== Goal of the exercise ==
Every entry below must appear again, exactly as written.

Data records:
┌────────

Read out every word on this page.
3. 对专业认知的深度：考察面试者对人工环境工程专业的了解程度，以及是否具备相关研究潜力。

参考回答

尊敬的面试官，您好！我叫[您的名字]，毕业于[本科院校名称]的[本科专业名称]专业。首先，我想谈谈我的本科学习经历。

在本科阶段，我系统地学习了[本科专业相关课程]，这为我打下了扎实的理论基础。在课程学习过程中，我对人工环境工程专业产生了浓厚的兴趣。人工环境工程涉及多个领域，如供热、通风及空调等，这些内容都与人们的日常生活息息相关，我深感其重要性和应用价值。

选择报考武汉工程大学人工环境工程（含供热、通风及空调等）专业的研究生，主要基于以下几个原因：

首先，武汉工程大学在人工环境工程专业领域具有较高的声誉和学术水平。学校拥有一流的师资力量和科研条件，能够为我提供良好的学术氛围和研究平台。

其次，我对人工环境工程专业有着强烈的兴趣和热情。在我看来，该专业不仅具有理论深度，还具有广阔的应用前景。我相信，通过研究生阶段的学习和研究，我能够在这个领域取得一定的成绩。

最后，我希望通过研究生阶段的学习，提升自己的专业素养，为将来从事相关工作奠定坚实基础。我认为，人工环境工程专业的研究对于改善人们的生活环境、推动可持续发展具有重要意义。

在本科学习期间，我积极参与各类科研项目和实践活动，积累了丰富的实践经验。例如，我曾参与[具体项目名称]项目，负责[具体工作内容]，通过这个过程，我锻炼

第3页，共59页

└────────

== Correct response ==
Read out every word on this page.
3. 对专业认知的深度：考察面试者对人工环境工程专业的了解程度，以及是否具备相关研究潜力。

参考回答

尊敬的面试官，您好！我叫[您的名字]，毕业于[本科院校名称]的[本科专业名称]专业。首先，我想谈谈我的本科学习经历。

在本科阶段，我系统地学习了[本科专业相关课程]，这为我打下了扎实的理论基础。在课程学习过程中，我对人工环境工程专业产生了浓厚的兴趣。人工环境工程涉及多个领域，如供热、通风及空调等，这些内容都与人们的日常生活息息相关，我深感其重要性和应用价值。

选择报考武汉工程大学人工环境工程（含供热、通风及空调等）专业的研究生，主要基于以下几个原因：

首先，武汉工程大学在人工环境工程专业领域具有较高的声誉和学术水平。学校拥有一流的师资力量和科研条件，能够为我提供良好的学术氛围和研究平台。

其次，我对人工环境工程专业有着强烈的兴趣和热情。在我看来，该专业不仅具有理论深度，还具有广阔的应用前景。我相信，通过研究生阶段的学习和研究，我能够在这个领域取得一定的成绩。

最后，我希望通过研究生阶段的学习，提升自己的专业素养，为将来从事相关工作奠定坚实基础。我认为，人工环境工程专业的研究对于改善人们的生活环境、推动可持续发展具有重要意义。

在本科学习期间，我积极参与各类科研项目和实践活动，积累了丰富的实践经验。例如，我曾参与[具体项目名称]项目，负责[具体工作内容]，通过这个过程，我锻炼

第3页，共59页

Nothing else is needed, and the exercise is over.